=== Available records ===

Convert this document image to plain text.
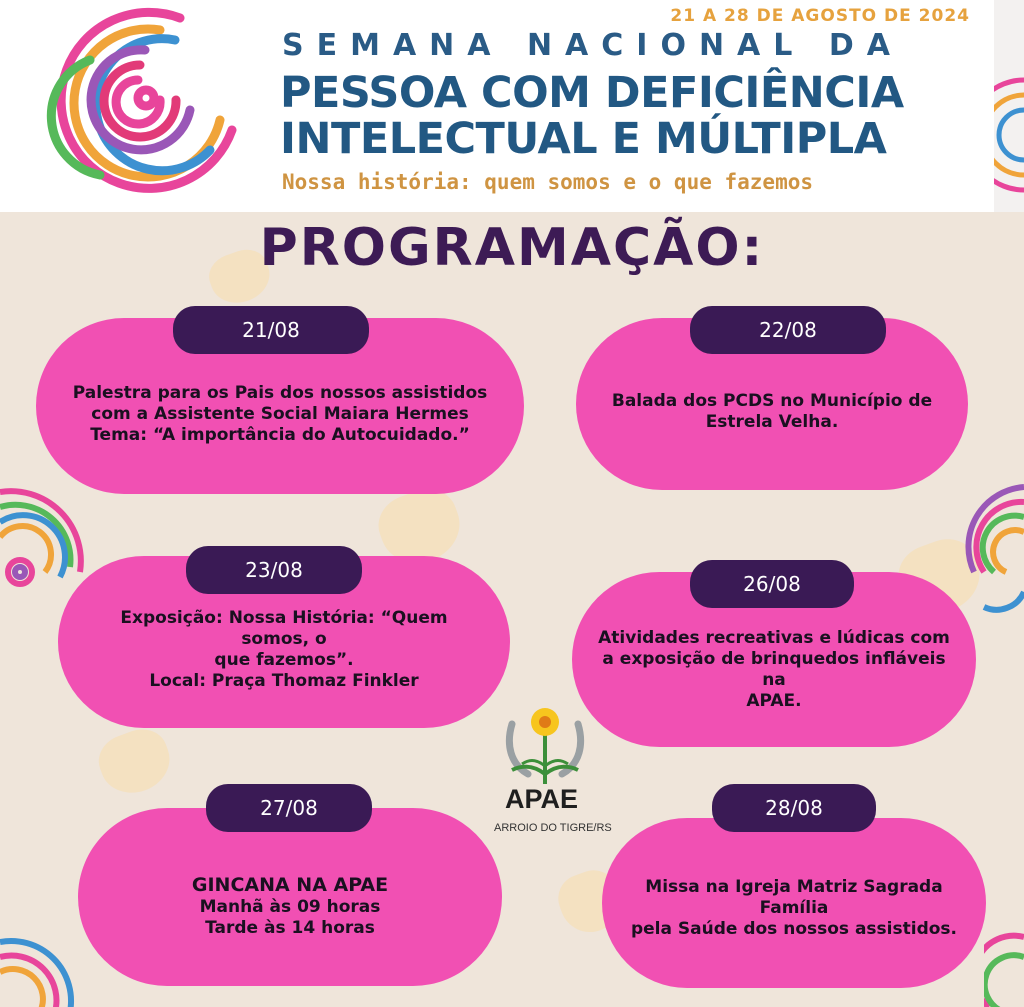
21 A 28 DE AGOSTO DE 2024
SEMANA NACIONAL DA
PESSOA COM DEFICIÊNCIA
INTELECTUAL E MÚLTIPLA
Nossa história: quem somos e o que fazemos
PROGRAMAÇÃO:
Palestra para os Pais dos nossos assistidos
com a Assistente Social Maiara Hermes
Tema: “A importância do Autocuidado.”
21/08
Balada dos PCDS no Município de
Estrela Velha.
22/08
Exposição: Nossa História: “Quem somos, o
que fazemos”.
Local: Praça Thomaz Finkler
23/08
Atividades recreativas e lúdicas com
a exposição de brinquedos infláveis na
APAE.
26/08
GINCANA NA APAE
Manhã às 09 horas
Tarde às 14 horas
27/08
Missa na Igreja Matriz Sagrada Família
pela Saúde dos nossos assistidos.
28/08
APAE
ARROIO DO TIGRE/RS
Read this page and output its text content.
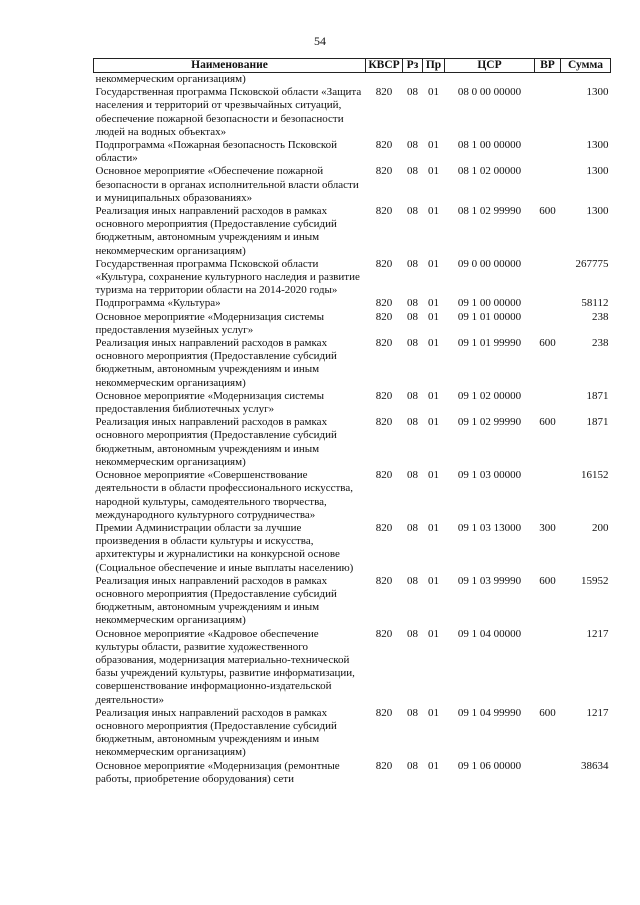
54
Наименование	КВСР	Рз	Пр	ЦСР	ВР	Сумма
некоммерческим организациям)						
Государственная программа Псковской области «Защита населения и территорий от чрезвычайных ситуаций, обеспечение пожарной безопасности и безопасности людей на водных объектах»	820	08	01	08 0 00 00000		1300
Подпрограмма «Пожарная безопасность Псковской области»	820	08	01	08 1 00 00000		1300
Основное мероприятие «Обеспечение пожарной безопасности в органах исполнительной власти области и муниципальных образованиях»	820	08	01	08 1 02 00000		1300
Реализация иных направлений расходов в рамках основного мероприятия (Предоставление субсидий бюджетным, автономным учреждениям и иным некоммерческим организациям)	820	08	01	08 1 02 99990	600	1300
Государственная программа Псковской области «Культура, сохранение культурного наследия и развитие туризма на территории области на 2014-2020 годы»	820	08	01	09 0 00 00000		267775
Подпрограмма «Культура»	820	08	01	09 1 00 00000		58112
Основное мероприятие «Модернизация системы предоставления музейных услуг»	820	08	01	09 1 01 00000		238
Реализация иных направлений расходов в рамках основного мероприятия (Предоставление субсидий бюджетным, автономным учреждениям и иным некоммерческим организациям)	820	08	01	09 1 01 99990	600	238
Основное мероприятие «Модернизация системы предоставления библиотечных услуг»	820	08	01	09 1 02 00000		1871
Реализация иных направлений расходов в рамках основного мероприятия (Предоставление субсидий бюджетным, автономным учреждениям и иным некоммерческим организациям)	820	08	01	09 1 02 99990	600	1871
Основное мероприятие «Совершенствование деятельности в области профессионального искусства, народной культуры, самодеятельного творчества, международного культурного сотрудничества»	820	08	01	09 1 03 00000		16152
Премии Администрации области за лучшие произведения в области культуры и искусства, архитектуры и журналистики на конкурсной основе (Социальное обеспечение и иные выплаты населению)	820	08	01	09 1 03 13000	300	200
Реализация иных направлений расходов в рамках основного мероприятия (Предоставление субсидий бюджетным, автономным учреждениям и иным некоммерческим организациям)	820	08	01	09 1 03 99990	600	15952
Основное мероприятие «Кадровое обеспечение культуры области, развитие художественного образования, модернизация материально-технической базы учреждений культуры, развитие информатизации, совершенствование информационно-издательской деятельности»	820	08	01	09 1 04 00000		1217
Реализация иных направлений расходов в рамках основного мероприятия (Предоставление субсидий бюджетным, автономным учреждениям и иным некоммерческим организациям)	820	08	01	09 1 04 99990	600	1217
Основное мероприятие «Модернизация (ремонтные работы, приобретение оборудования) сети	820	08	01	09 1 06 00000		38634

===

• The request: The word "деятельности" may turn up on some lines of these records; say how many, with no other words.

• Task answer: 2